Records from a collection of figures:
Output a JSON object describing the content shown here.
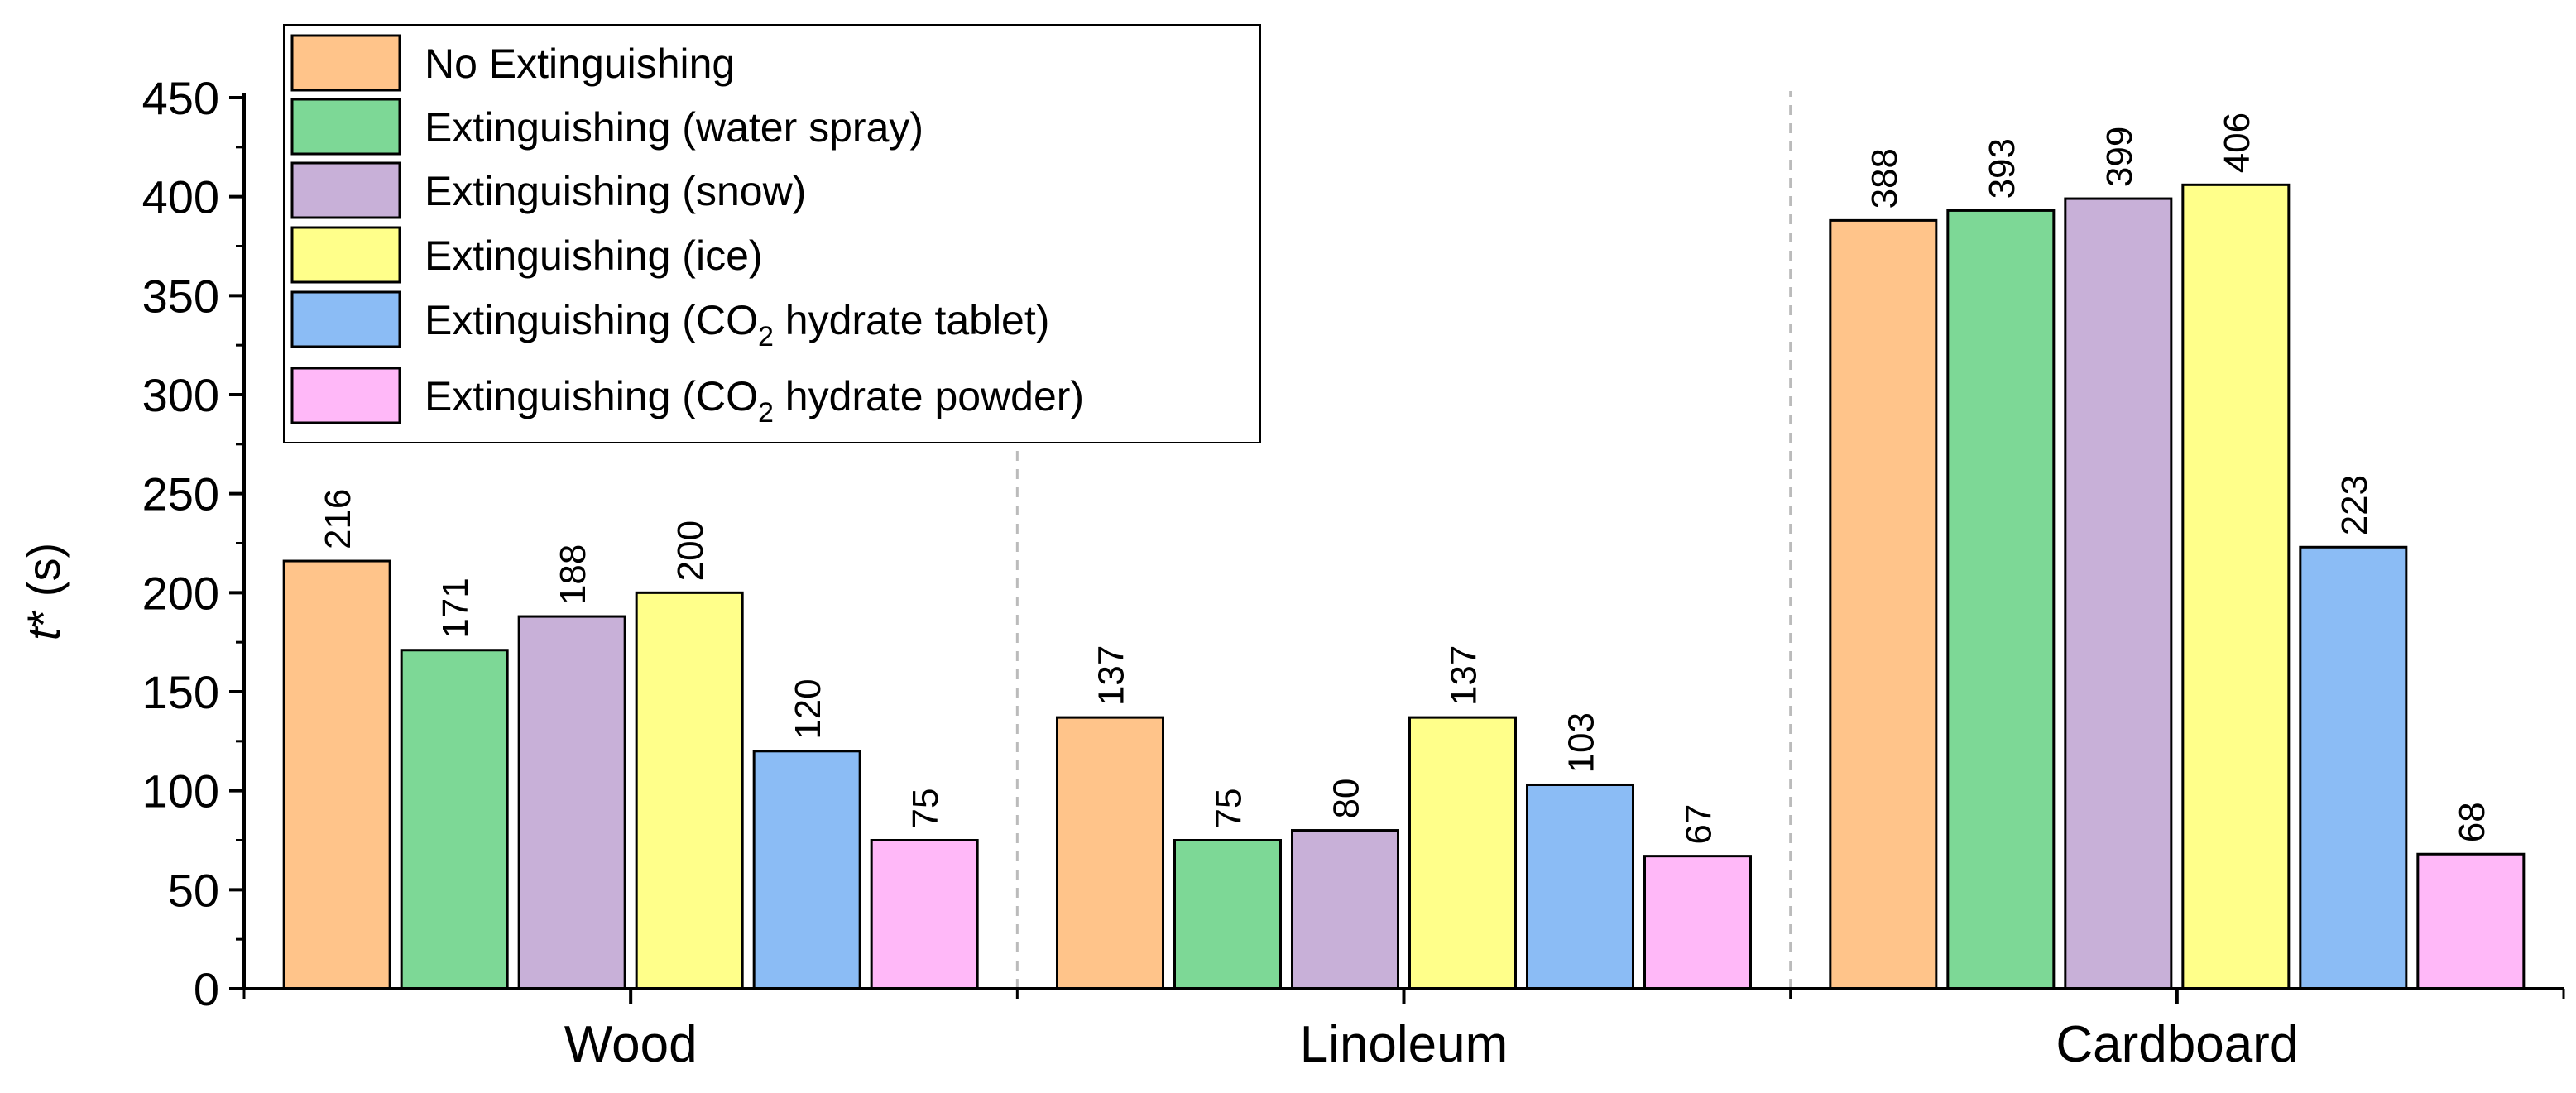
{
  "chart_data": {
    "type": "bar",
    "categories": [
      "Wood",
      "Linoleum",
      "Cardboard"
    ],
    "ylabel_italic": "t",
    "ylabel_rest": "* (s)",
    "ylim": [
      0,
      450
    ],
    "yticks": [
      0,
      50,
      100,
      150,
      200,
      250,
      300,
      350,
      400,
      450
    ],
    "grid": false,
    "legend_position": "top-left",
    "series": [
      {
        "name": "No Extinguishing",
        "name_parts": [
          "No Extinguishing"
        ],
        "color": "#FFC48A",
        "values": [
          216,
          137,
          388
        ]
      },
      {
        "name": "Extinguishing (water spray)",
        "name_parts": [
          "Extinguishing (water spray)"
        ],
        "color": "#7DD896",
        "values": [
          171,
          75,
          393
        ]
      },
      {
        "name": "Extinguishing (snow)",
        "name_parts": [
          "Extinguishing (snow)"
        ],
        "color": "#C8B0D8",
        "values": [
          188,
          80,
          399
        ]
      },
      {
        "name": "Extinguishing (ice)",
        "name_parts": [
          "Extinguishing (ice)"
        ],
        "color": "#FFFF8A",
        "values": [
          200,
          137,
          406
        ]
      },
      {
        "name": "Extinguishing (CO2 hydrate tablet)",
        "name_parts": [
          "Extinguishing (CO",
          "2",
          " hydrate tablet)"
        ],
        "color": "#8BBCF5",
        "values": [
          120,
          103,
          223
        ]
      },
      {
        "name": "Extinguishing (CO2 hydrate powder)",
        "name_parts": [
          "Extinguishing (CO",
          "2",
          " hydrate powder)"
        ],
        "color": "#FFB8F8",
        "values": [
          75,
          67,
          68
        ]
      }
    ]
  }
}
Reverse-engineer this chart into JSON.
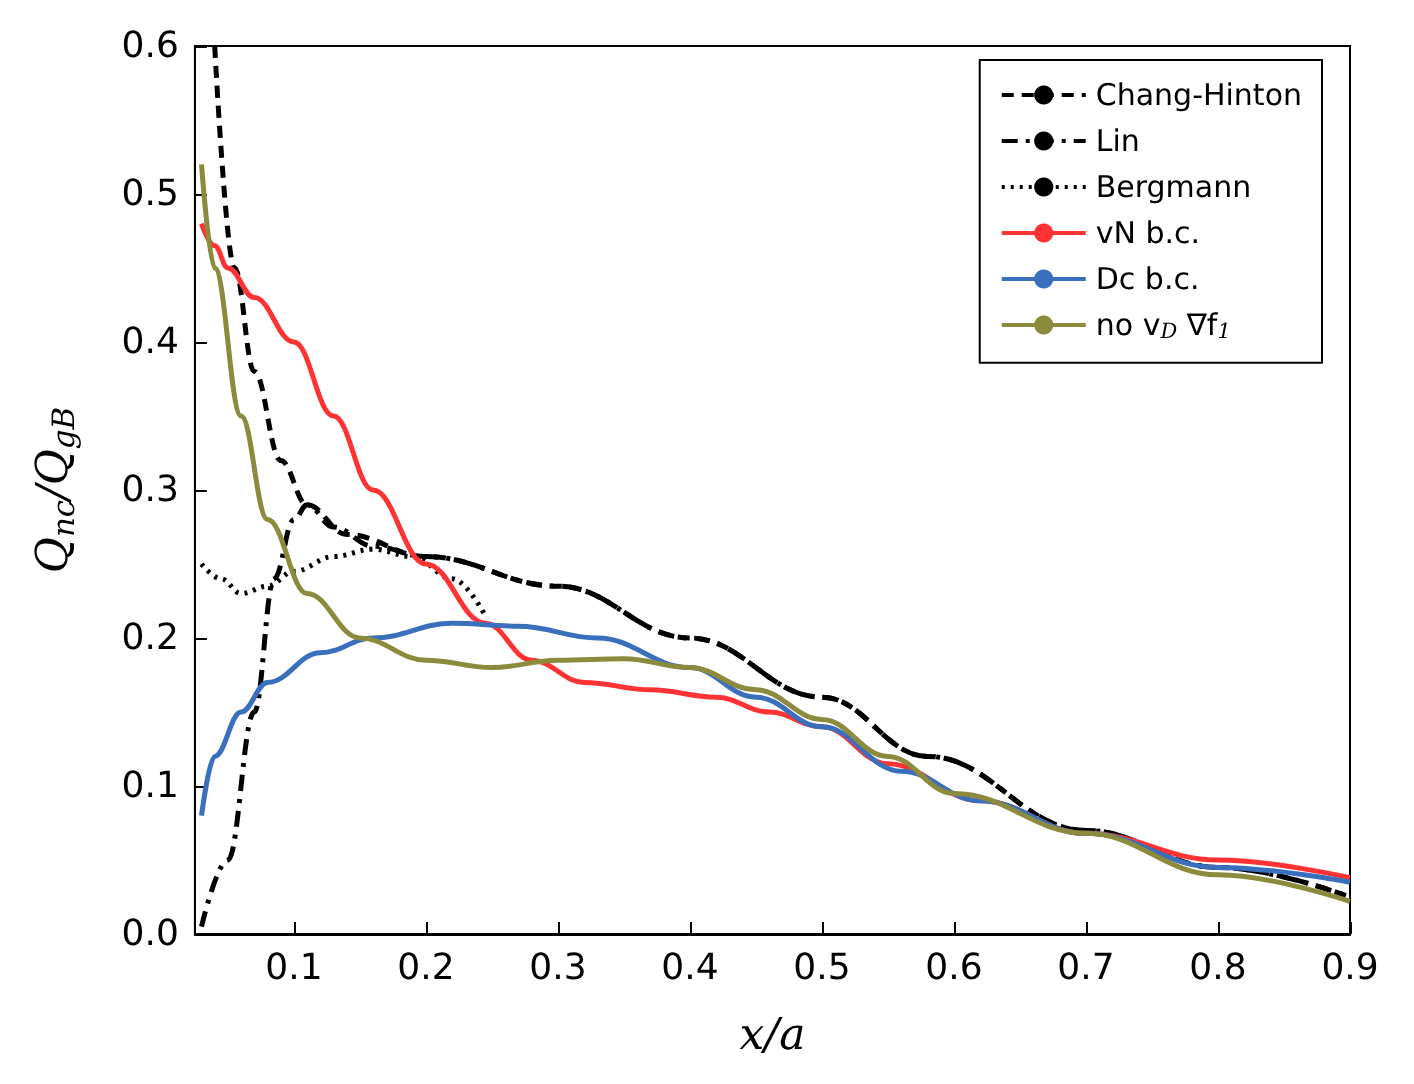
{
  "chart_data": {
    "type": "line",
    "xlabel": "x/a",
    "ylabel": "Q$_{nc}$/Q$_{gB}$",
    "xlim": [
      0.025,
      0.9
    ],
    "ylim": [
      0,
      0.6
    ],
    "xticks": [
      0.1,
      0.2,
      0.3,
      0.4,
      0.5,
      0.6,
      0.7,
      0.8,
      0.9
    ],
    "yticks": [
      {
        "value": 0,
        "label": "0.0"
      },
      0.1,
      0.2,
      0.3,
      0.4,
      0.5,
      0.6
    ],
    "grid": false,
    "legend": "top right",
    "marker": "none",
    "series": [
      {
        "name": "Chang-Hinton",
        "color": "#000000",
        "line_style": "dashed",
        "x": [
          0.04,
          0.055,
          0.07,
          0.09,
          0.11,
          0.14,
          0.2,
          0.3,
          0.4,
          0.5,
          0.58,
          0.7,
          0.8,
          0.9
        ],
        "values": [
          0.6,
          0.45,
          0.38,
          0.32,
          0.29,
          0.27,
          0.255,
          0.235,
          0.2,
          0.16,
          0.12,
          0.07,
          0.045,
          0.025
        ]
      },
      {
        "name": "Lin",
        "color": "#000000",
        "line_style": "dashdot",
        "x": [
          0.03,
          0.05,
          0.07,
          0.085,
          0.1,
          0.11,
          0.13,
          0.16,
          0.2,
          0.3,
          0.4,
          0.5,
          0.58,
          0.7,
          0.8,
          0.9
        ],
        "values": [
          0.005,
          0.05,
          0.15,
          0.24,
          0.28,
          0.29,
          0.275,
          0.262,
          0.255,
          0.235,
          0.2,
          0.16,
          0.12,
          0.07,
          0.045,
          0.025
        ]
      },
      {
        "name": "Bergmann",
        "color": "#000000",
        "line_style": "dotted",
        "x": [
          0.03,
          0.045,
          0.06,
          0.08,
          0.1,
          0.13,
          0.16,
          0.19,
          0.22,
          0.245
        ],
        "values": [
          0.25,
          0.24,
          0.23,
          0.235,
          0.245,
          0.255,
          0.26,
          0.255,
          0.24,
          0.215
        ]
      },
      {
        "name": "vN b.c.",
        "color": "#ff3333",
        "line_style": "solid",
        "x": [
          0.03,
          0.04,
          0.05,
          0.07,
          0.1,
          0.13,
          0.16,
          0.2,
          0.245,
          0.28,
          0.32,
          0.37,
          0.42,
          0.46,
          0.5,
          0.55,
          0.62,
          0.7,
          0.8,
          0.9
        ],
        "values": [
          0.48,
          0.465,
          0.45,
          0.43,
          0.4,
          0.35,
          0.3,
          0.25,
          0.21,
          0.185,
          0.17,
          0.165,
          0.16,
          0.15,
          0.14,
          0.115,
          0.09,
          0.068,
          0.05,
          0.038
        ]
      },
      {
        "name": "Dc b.c.",
        "color": "#3a6fbd",
        "line_style": "solid",
        "x": [
          0.03,
          0.04,
          0.06,
          0.08,
          0.12,
          0.16,
          0.22,
          0.27,
          0.33,
          0.4,
          0.45,
          0.5,
          0.56,
          0.62,
          0.7,
          0.8,
          0.9
        ],
        "values": [
          0.08,
          0.12,
          0.15,
          0.17,
          0.19,
          0.2,
          0.21,
          0.208,
          0.2,
          0.18,
          0.16,
          0.14,
          0.11,
          0.09,
          0.068,
          0.045,
          0.035
        ]
      },
      {
        "name": "no v$_{D}$ ∇f$_{1}$",
        "color": "#8c8a3c",
        "line_style": "solid",
        "x": [
          0.03,
          0.04,
          0.06,
          0.08,
          0.11,
          0.15,
          0.2,
          0.25,
          0.3,
          0.35,
          0.4,
          0.45,
          0.5,
          0.55,
          0.6,
          0.7,
          0.8,
          0.9
        ],
        "values": [
          0.52,
          0.45,
          0.35,
          0.28,
          0.23,
          0.2,
          0.185,
          0.18,
          0.185,
          0.186,
          0.18,
          0.165,
          0.145,
          0.12,
          0.095,
          0.068,
          0.04,
          0.022
        ]
      }
    ]
  }
}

Task to carry out:
Look above for lines with the word "Extinguishing" and copy them all.

Solution to this exercise:
        "name": "No Extinguishing",
          "No Extinguishing"
        "name": "Extinguishing (water spray)",
          "Extinguishing (water spray)"
        "name": "Extinguishing (snow)",
          "Extinguishing (snow)"
        "name": "Extinguishing (ice)",
          "Extinguishing (ice)"
        "name": "Extinguishing (CO2 hydrate tablet)",
          "Extinguishing (CO",
        "name": "Extinguishing (CO2 hydrate powder)",
          "Extinguishing (CO",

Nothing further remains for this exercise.